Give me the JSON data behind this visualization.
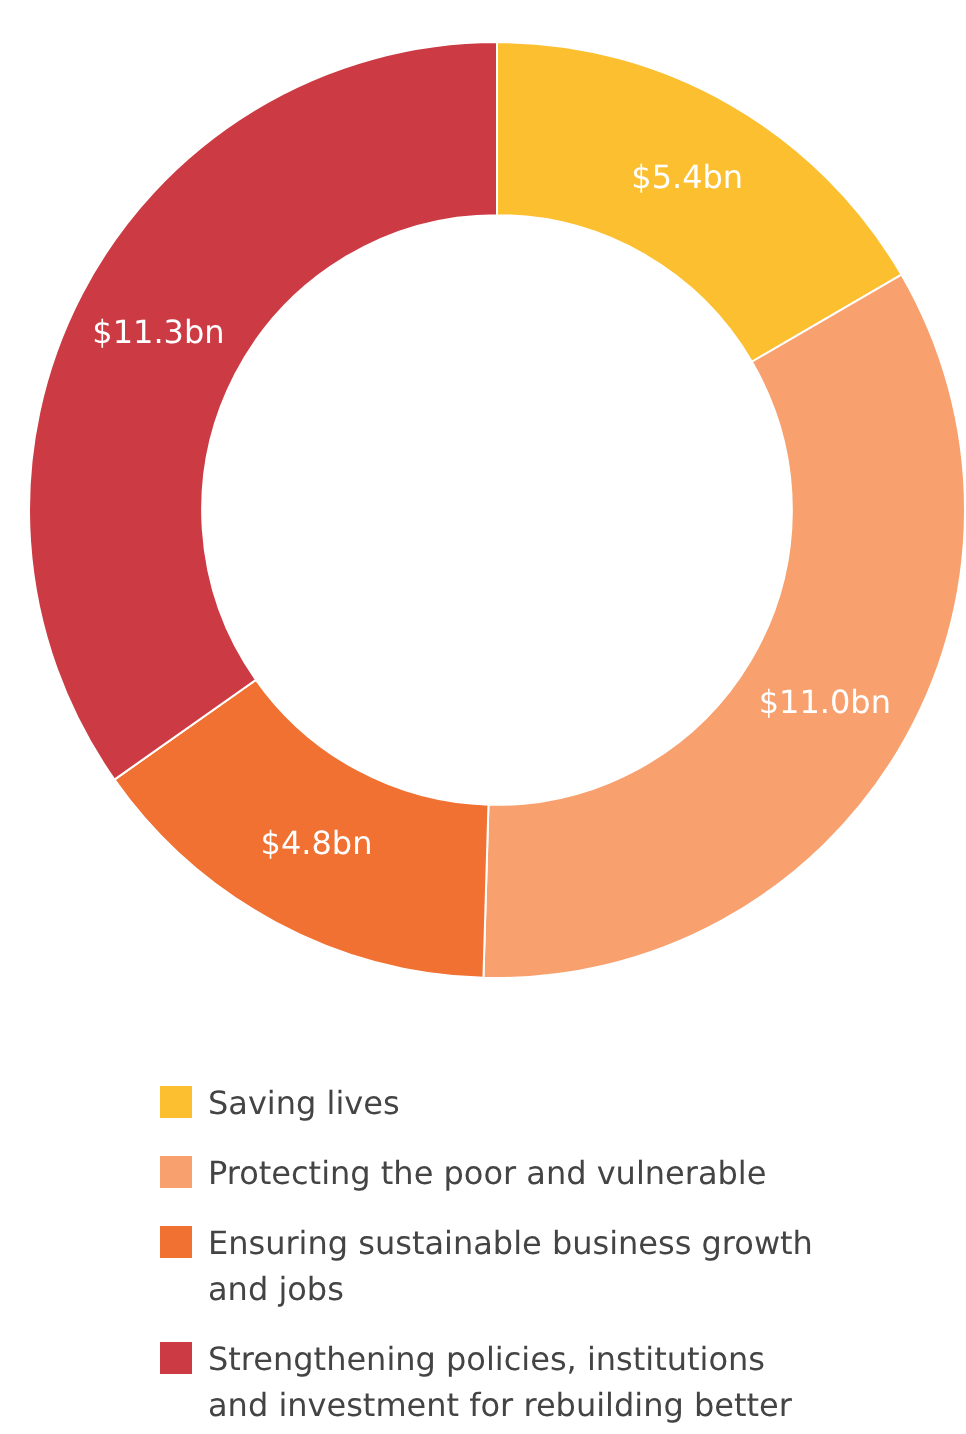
{
  "chart_data": {
    "type": "donut",
    "categories": [
      "Saving lives",
      "Protecting the poor and vulnerable",
      "Ensuring sustainable business growth and jobs",
      "Strengthening policies, institutions and investment for rebuilding better"
    ],
    "values": [
      5.4,
      11.0,
      4.8,
      11.3
    ],
    "colors": [
      "#fcbf30",
      "#f8a06e",
      "#f07132",
      "#cc3b44"
    ],
    "value_labels": [
      "$5.4bn",
      "$11.0bn",
      "$4.8bn",
      "$11.3bn"
    ],
    "legend": "bottom"
  }
}
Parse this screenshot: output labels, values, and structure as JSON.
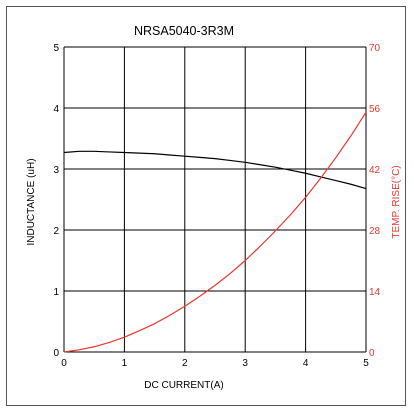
{
  "chart_data": {
    "type": "line",
    "title": "NRSA5040-3R3M",
    "xlabel": "DC CURRENT(A)",
    "ylabel": "INDUCTANCE (uH)",
    "y2label": "TEMP. RISE(°C)",
    "xlim": [
      0,
      5
    ],
    "ylim": [
      0,
      5
    ],
    "y2lim": [
      0,
      70
    ],
    "xticks": [
      "0",
      "1",
      "2",
      "3",
      "4",
      "5"
    ],
    "yticks": [
      "0",
      "1",
      "2",
      "3",
      "4",
      "5"
    ],
    "y2ticks": [
      "0",
      "14",
      "28",
      "42",
      "56",
      "70"
    ],
    "grid": true,
    "series": [
      {
        "axis": "left",
        "color": "#000000",
        "x": [
          0,
          0.25,
          0.5,
          0.75,
          1.0,
          1.25,
          1.5,
          1.75,
          2.0,
          2.25,
          2.5,
          2.75,
          3.0,
          3.25,
          3.5,
          3.75,
          4.0,
          4.25,
          4.5,
          4.75,
          5.0
        ],
        "values": [
          3.27,
          3.29,
          3.29,
          3.28,
          3.27,
          3.26,
          3.25,
          3.23,
          3.21,
          3.19,
          3.17,
          3.14,
          3.11,
          3.07,
          3.03,
          2.98,
          2.93,
          2.87,
          2.81,
          2.75,
          2.68
        ]
      },
      {
        "axis": "right",
        "color": "#e8372e",
        "x": [
          0,
          0.25,
          0.5,
          0.75,
          1.0,
          1.25,
          1.5,
          1.75,
          2.0,
          2.25,
          2.5,
          2.75,
          3.0,
          3.25,
          3.5,
          3.75,
          4.0,
          4.25,
          4.5,
          4.75,
          5.0
        ],
        "values": [
          0,
          0.5,
          1.2,
          2.2,
          3.4,
          4.9,
          6.5,
          8.4,
          10.5,
          12.8,
          15.3,
          18.0,
          21.0,
          24.3,
          27.8,
          31.5,
          35.5,
          39.9,
          44.6,
          49.6,
          55.0
        ]
      }
    ]
  }
}
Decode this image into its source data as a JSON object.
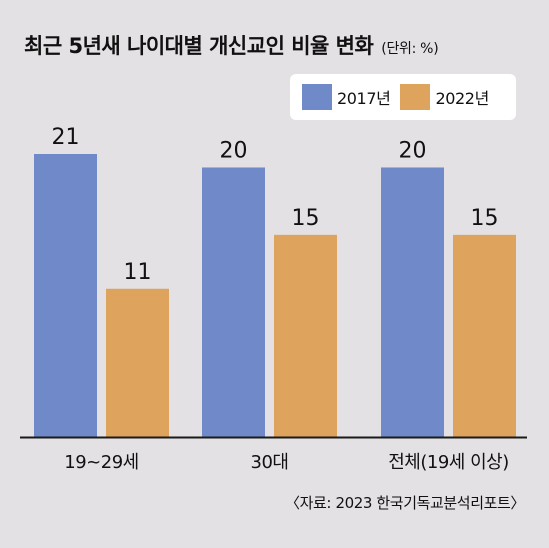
{
  "chart_data": {
    "type": "bar",
    "title": "최근 5년새 나이대별 개신교인 비율 변화",
    "unit_note": "(단위: %)",
    "categories": [
      "19~29세",
      "30대",
      "전체(19세 이상)"
    ],
    "series": [
      {
        "name": "2017년",
        "values": [
          21,
          20,
          20
        ],
        "color": "#6f89c9"
      },
      {
        "name": "2022년",
        "values": [
          11,
          15,
          15
        ],
        "color": "#dea35c"
      }
    ],
    "ylim": [
      0,
      21
    ],
    "grid": false,
    "legend_position": "top-right",
    "source": "〈자료: 2023 한국기독교분석리포트〉"
  }
}
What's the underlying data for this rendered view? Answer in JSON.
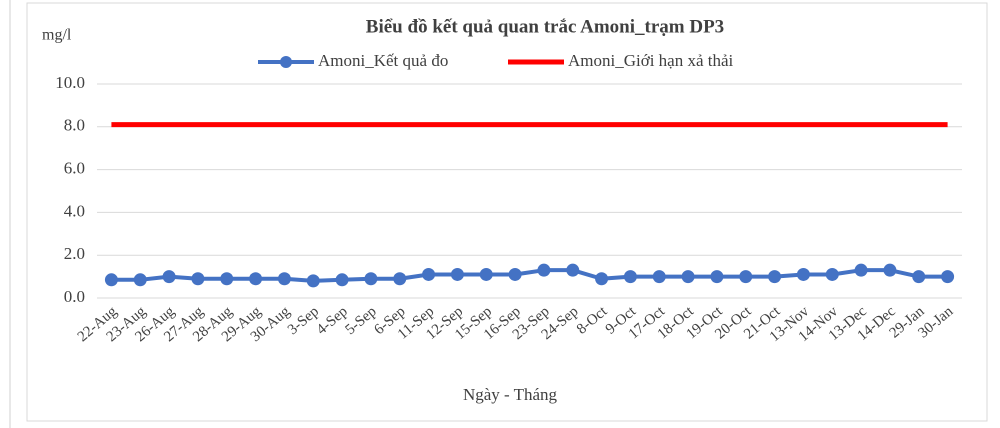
{
  "chart_data": {
    "type": "line",
    "title": "Biểu đồ kết quả quan trắc Amoni_trạm DP3",
    "y_axis_label": "mg/l",
    "x_axis_label": "Ngày - Tháng",
    "categories": [
      "22-Aug",
      "23-Aug",
      "26-Aug",
      "27-Aug",
      "28-Aug",
      "29-Aug",
      "30-Aug",
      "3-Sep",
      "4-Sep",
      "5-Sep",
      "6-Sep",
      "11-Sep",
      "12-Sep",
      "15-Sep",
      "16-Sep",
      "23-Sep",
      "24-Sep",
      "8-Oct",
      "9-Oct",
      "17-Oct",
      "18-Oct",
      "19-Oct",
      "20-Oct",
      "21-Oct",
      "13-Nov",
      "14-Nov",
      "13-Dec",
      "14-Dec",
      "29-Jan",
      "30-Jan"
    ],
    "series": [
      {
        "name": "Amoni_Kết quả đo",
        "color": "#4472c4",
        "markers": true,
        "values": [
          0.85,
          0.85,
          1.0,
          0.9,
          0.9,
          0.9,
          0.9,
          0.8,
          0.85,
          0.9,
          0.9,
          1.1,
          1.1,
          1.1,
          1.1,
          1.3,
          1.3,
          0.9,
          1.0,
          1.0,
          1.0,
          1.0,
          1.0,
          1.0,
          1.1,
          1.1,
          1.3,
          1.3,
          1.0,
          1.0
        ]
      },
      {
        "name": "Amoni_Giới hạn xả thải",
        "color": "#ff0000",
        "markers": false,
        "values": [
          8.1,
          8.1,
          8.1,
          8.1,
          8.1,
          8.1,
          8.1,
          8.1,
          8.1,
          8.1,
          8.1,
          8.1,
          8.1,
          8.1,
          8.1,
          8.1,
          8.1,
          8.1,
          8.1,
          8.1,
          8.1,
          8.1,
          8.1,
          8.1,
          8.1,
          8.1,
          8.1,
          8.1,
          8.1,
          8.1
        ]
      }
    ],
    "ylim": [
      0,
      10
    ],
    "yticks": [
      {
        "value": 0,
        "label": "0.0"
      },
      {
        "value": 2,
        "label": "2.0"
      },
      {
        "value": 4,
        "label": "4.0"
      },
      {
        "value": 6,
        "label": "6.0"
      },
      {
        "value": 8,
        "label": "8.0"
      },
      {
        "value": 10,
        "label": "10.0"
      }
    ],
    "grid": true,
    "legend": "top"
  }
}
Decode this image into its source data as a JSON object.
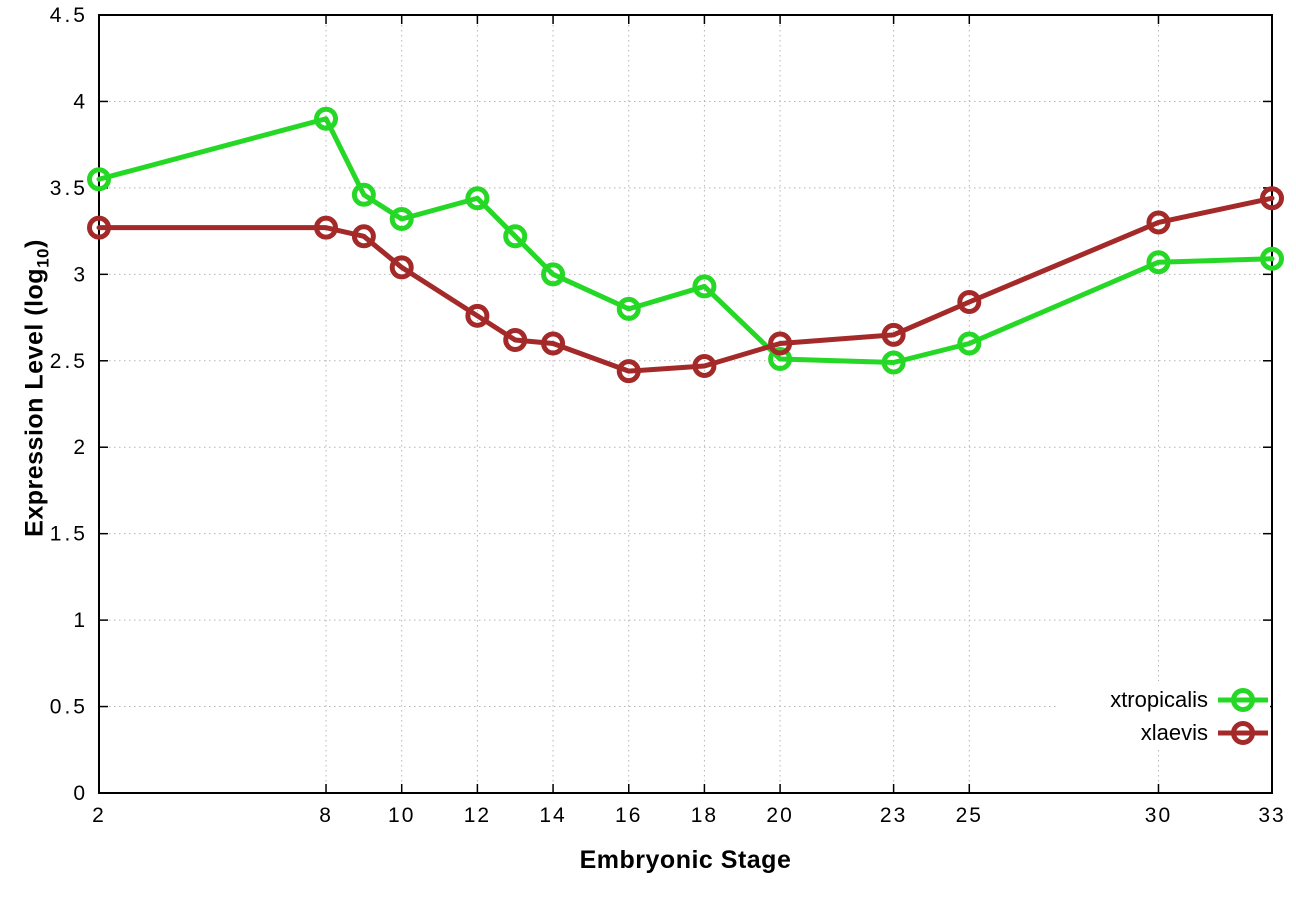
{
  "chart_data": {
    "type": "line",
    "title": "",
    "xlabel": "Embryonic Stage",
    "ylabel": "Expression Level (log10)",
    "ylabel_prefix": "Expression Level (log",
    "ylabel_subscript": "10",
    "ylabel_suffix": ")",
    "x": [
      2,
      8,
      9,
      10,
      12,
      13,
      14,
      16,
      18,
      20,
      23,
      25,
      30,
      33
    ],
    "series": [
      {
        "name": "xtropicalis",
        "color": "#25d825",
        "values": [
          3.55,
          3.9,
          3.46,
          3.32,
          3.44,
          3.22,
          3.0,
          2.8,
          2.93,
          2.51,
          2.49,
          2.6,
          3.07,
          3.09
        ]
      },
      {
        "name": "xlaevis",
        "color": "#a42a2a",
        "values": [
          3.27,
          3.27,
          3.22,
          3.04,
          2.76,
          2.62,
          2.6,
          2.44,
          2.47,
          2.6,
          2.65,
          2.84,
          3.3,
          3.44
        ]
      }
    ],
    "x_ticks": [
      2,
      8,
      10,
      12,
      14,
      16,
      18,
      20,
      23,
      25,
      30,
      33
    ],
    "y_ticks": [
      0,
      0.5,
      1,
      1.5,
      2,
      2.5,
      3,
      3.5,
      4,
      4.5
    ],
    "xlim": [
      2,
      33
    ],
    "ylim": [
      0,
      4.5
    ],
    "grid": true,
    "grid_color": "#b5b5b5",
    "axis_color": "#000000",
    "tick_label_color": "#000000",
    "legend": {
      "position": "bottom-right",
      "entries": [
        "xtropicalis",
        "xlaevis"
      ]
    }
  }
}
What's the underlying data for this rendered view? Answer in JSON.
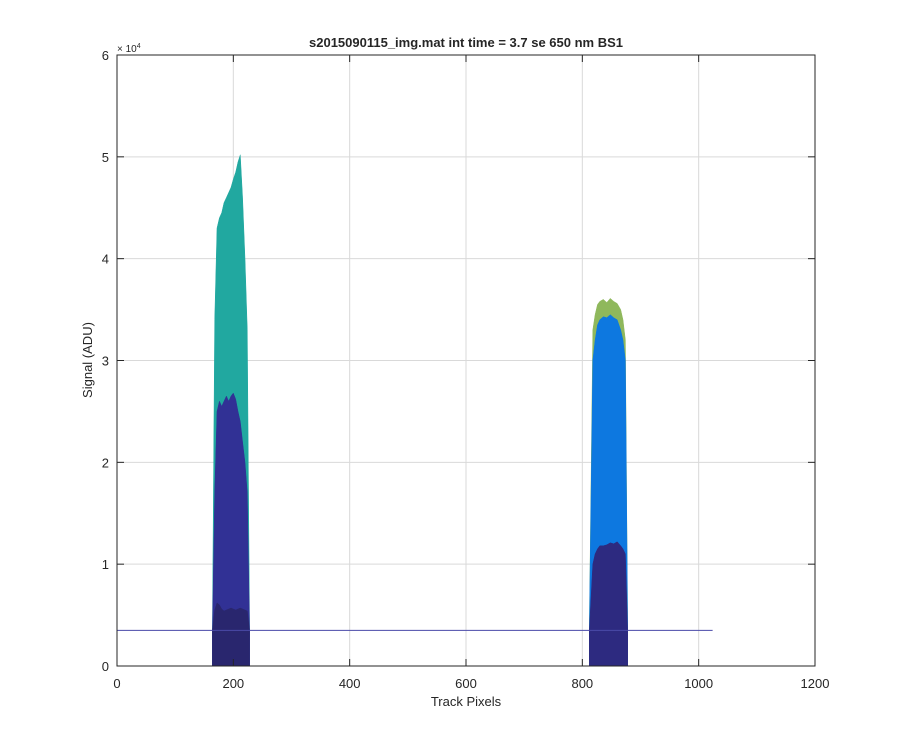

_Exercise instructions_
Write out each entry exactly as given, but skip the pictures.

_Solution_
Give me the JSON data behind this visualization.
{
  "chart_data": {
    "type": "donut",
    "categories": [
      "Saving lives",
      "Protecting the poor and vulnerable",
      "Ensuring sustainable business growth and jobs",
      "Strengthening policies, institutions and investment for rebuilding better"
    ],
    "values": [
      5.4,
      11.0,
      4.8,
      11.3
    ],
    "colors": [
      "#fcbf30",
      "#f8a06e",
      "#f07132",
      "#cc3b44"
    ],
    "value_labels": [
      "$5.4bn",
      "$11.0bn",
      "$4.8bn",
      "$11.3bn"
    ],
    "legend": "bottom"
  }
}
Parse this screenshot: output labels, values, and structure as JSON.
{
  "chart_data": {
    "type": "line",
    "title": "NRSA5040-3R3M",
    "xlabel": "DC CURRENT(A)",
    "ylabel": "INDUCTANCE (uH)",
    "y2label": "TEMP. RISE(°C)",
    "xlim": [
      0,
      5
    ],
    "ylim": [
      0,
      5
    ],
    "y2lim": [
      0,
      70
    ],
    "xticks": [
      "0",
      "1",
      "2",
      "3",
      "4",
      "5"
    ],
    "yticks": [
      "0",
      "1",
      "2",
      "3",
      "4",
      "5"
    ],
    "y2ticks": [
      "0",
      "14",
      "28",
      "42",
      "56",
      "70"
    ],
    "grid": true,
    "series": [
      {
        "axis": "left",
        "color": "#000000",
        "x": [
          0,
          0.25,
          0.5,
          0.75,
          1.0,
          1.25,
          1.5,
          1.75,
          2.0,
          2.25,
          2.5,
          2.75,
          3.0,
          3.25,
          3.5,
          3.75,
          4.0,
          4.25,
          4.5,
          4.75,
          5.0
        ],
        "values": [
          3.27,
          3.29,
          3.29,
          3.28,
          3.27,
          3.26,
          3.25,
          3.23,
          3.21,
          3.19,
          3.17,
          3.14,
          3.11,
          3.07,
          3.03,
          2.98,
          2.93,
          2.87,
          2.81,
          2.75,
          2.68
        ]
      },
      {
        "axis": "right",
        "color": "#e8372e",
        "x": [
          0,
          0.25,
          0.5,
          0.75,
          1.0,
          1.25,
          1.5,
          1.75,
          2.0,
          2.25,
          2.5,
          2.75,
          3.0,
          3.25,
          3.5,
          3.75,
          4.0,
          4.25,
          4.5,
          4.75,
          5.0
        ],
        "values": [
          0,
          0.5,
          1.2,
          2.2,
          3.4,
          4.9,
          6.5,
          8.4,
          10.5,
          12.8,
          15.3,
          18.0,
          21.0,
          24.3,
          27.8,
          31.5,
          35.5,
          39.9,
          44.6,
          49.6,
          55.0
        ]
      }
    ]
  }
}
Decode this image into its source data as a JSON object.
{
  "chart_data": {
    "type": "bar",
    "title": "최근 5년새 나이대별 개신교인 비율 변화",
    "unit_note": "(단위: %)",
    "categories": [
      "19~29세",
      "30대",
      "전체(19세 이상)"
    ],
    "series": [
      {
        "name": "2017년",
        "values": [
          21,
          20,
          20
        ],
        "color": "#6f89c9"
      },
      {
        "name": "2022년",
        "values": [
          11,
          15,
          15
        ],
        "color": "#dea35c"
      }
    ],
    "ylim": [
      0,
      21
    ],
    "grid": false,
    "legend_position": "top-right",
    "source": "〈자료: 2023 한국기독교분석리포트〉"
  }
}
What's the underlying data for this rendered view? Answer in JSON.
{
  "chart_data": {
    "type": "line",
    "title": "Biểu đồ kết quả quan trắc Amoni_trạm DP3",
    "y_axis_label": "mg/l",
    "x_axis_label": "Ngày - Tháng",
    "categories": [
      "22-Aug",
      "23-Aug",
      "26-Aug",
      "27-Aug",
      "28-Aug",
      "29-Aug",
      "30-Aug",
      "3-Sep",
      "4-Sep",
      "5-Sep",
      "6-Sep",
      "11-Sep",
      "12-Sep",
      "15-Sep",
      "16-Sep",
      "23-Sep",
      "24-Sep",
      "8-Oct",
      "9-Oct",
      "17-Oct",
      "18-Oct",
      "19-Oct",
      "20-Oct",
      "21-Oct",
      "13-Nov",
      "14-Nov",
      "13-Dec",
      "14-Dec",
      "29-Jan",
      "30-Jan"
    ],
    "series": [
      {
        "name": "Amoni_Kết quả đo",
        "color": "#4472c4",
        "markers": true,
        "values": [
          0.85,
          0.85,
          1.0,
          0.9,
          0.9,
          0.9,
          0.9,
          0.8,
          0.85,
          0.9,
          0.9,
          1.1,
          1.1,
          1.1,
          1.1,
          1.3,
          1.3,
          0.9,
          1.0,
          1.0,
          1.0,
          1.0,
          1.0,
          1.0,
          1.1,
          1.1,
          1.3,
          1.3,
          1.0,
          1.0
        ]
      },
      {
        "name": "Amoni_Giới hạn xả thải",
        "color": "#ff0000",
        "markers": false,
        "values": [
          8.1,
          8.1,
          8.1,
          8.1,
          8.1,
          8.1,
          8.1,
          8.1,
          8.1,
          8.1,
          8.1,
          8.1,
          8.1,
          8.1,
          8.1,
          8.1,
          8.1,
          8.1,
          8.1,
          8.1,
          8.1,
          8.1,
          8.1,
          8.1,
          8.1,
          8.1,
          8.1,
          8.1,
          8.1,
          8.1
        ]
      }
    ],
    "ylim": [
      0,
      10
    ],
    "yticks": [
      {
        "value": 0,
        "label": "0.0"
      },
      {
        "value": 2,
        "label": "2.0"
      },
      {
        "value": 4,
        "label": "4.0"
      },
      {
        "value": 6,
        "label": "6.0"
      },
      {
        "value": 8,
        "label": "8.0"
      },
      {
        "value": 10,
        "label": "10.0"
      }
    ],
    "grid": true,
    "legend": "top"
  }
}
Decode this image into its source data as a JSON object.
{
  "chart_data": {
    "type": "line",
    "title": "",
    "xlabel": "Embryonic Stage",
    "ylabel": "Expression Level (log10)",
    "ylabel_prefix": "Expression Level (log",
    "ylabel_subscript": "10",
    "ylabel_suffix": ")",
    "x": [
      2,
      8,
      9,
      10,
      12,
      13,
      14,
      16,
      18,
      20,
      23,
      25,
      30,
      33
    ],
    "series": [
      {
        "name": "xtropicalis",
        "color": "#25d825",
        "values": [
          3.55,
          3.9,
          3.46,
          3.32,
          3.44,
          3.22,
          3.0,
          2.8,
          2.93,
          2.51,
          2.49,
          2.6,
          3.07,
          3.09
        ]
      },
      {
        "name": "xlaevis",
        "color": "#a42a2a",
        "values": [
          3.27,
          3.27,
          3.22,
          3.04,
          2.76,
          2.62,
          2.6,
          2.44,
          2.47,
          2.6,
          2.65,
          2.84,
          3.3,
          3.44
        ]
      }
    ],
    "x_ticks": [
      2,
      8,
      10,
      12,
      14,
      16,
      18,
      20,
      23,
      25,
      30,
      33
    ],
    "y_ticks": [
      0,
      0.5,
      1,
      1.5,
      2,
      2.5,
      3,
      3.5,
      4,
      4.5
    ],
    "xlim": [
      2,
      33
    ],
    "ylim": [
      0,
      4.5
    ],
    "grid": true,
    "grid_color": "#b5b5b5",
    "axis_color": "#000000",
    "tick_label_color": "#000000",
    "legend": {
      "position": "bottom-right",
      "entries": [
        "xtropicalis",
        "xlaevis"
      ]
    }
  }
}
What's the underlying data for this rendered view? Answer in JSON.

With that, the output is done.